(Data records)
= = =

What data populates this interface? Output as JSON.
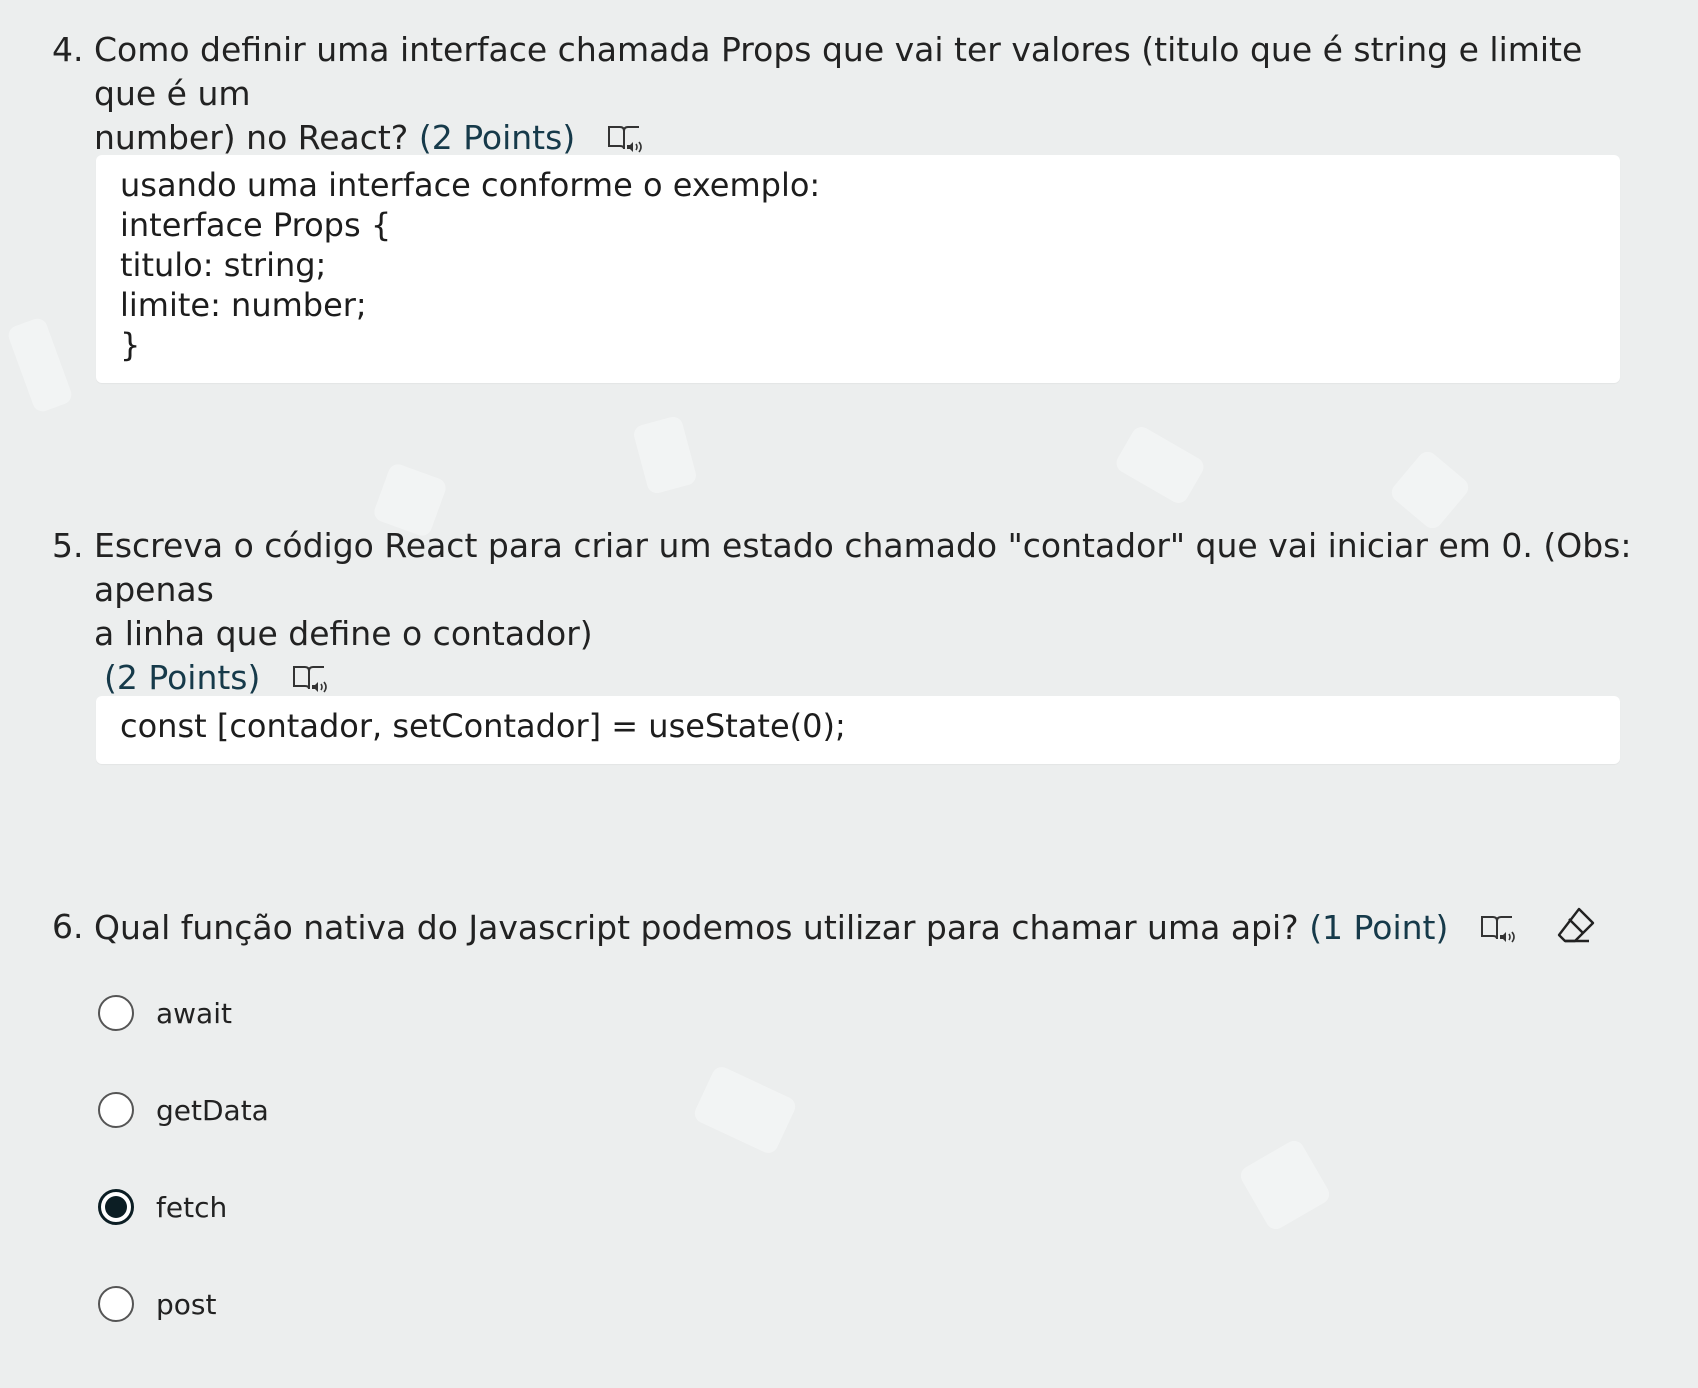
{
  "questions": [
    {
      "number": "4.",
      "text_line1": "Como definir uma interface chamada Props que vai ter valores (titulo que é string e limite que é um",
      "text_line2": "number) no React?",
      "points": "(2 Points)",
      "answer": "usando uma interface conforme o exemplo:\ninterface Props {\ntitulo: string;\nlimite: number;\n}"
    },
    {
      "number": "5.",
      "text_line1": "Escreva o código React para criar um estado chamado \"contador\" que vai iniciar em 0. (Obs: apenas",
      "text_line2": "a linha que define o contador)",
      "points": "(2 Points)",
      "answer": "const [contador, setContador] = useState(0);"
    },
    {
      "number": "6.",
      "text": "Qual função nativa do Javascript podemos utilizar para chamar uma api?",
      "points": "(1 Point)",
      "options": [
        {
          "label": "await",
          "selected": false
        },
        {
          "label": "getData",
          "selected": false
        },
        {
          "label": "fetch",
          "selected": true
        },
        {
          "label": "post",
          "selected": false
        }
      ]
    }
  ],
  "icons": {
    "immersive_reader": "immersive-reader-icon",
    "clear_answer": "eraser-icon"
  },
  "colors": {
    "background": "#eceeee",
    "points_text": "#163a4a",
    "radio_selected": "#0c1e24"
  }
}
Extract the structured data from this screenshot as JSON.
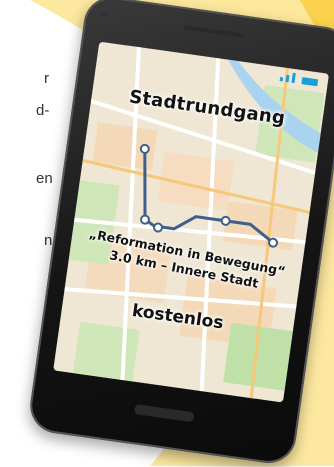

= = =

WORK TO DO ▸ Copy each line of the listing that holds the word "this".

FINAL ANSWER ▸
What data populates this interface? Output as JSON.
Extract the structured data from this screenshot as JSON.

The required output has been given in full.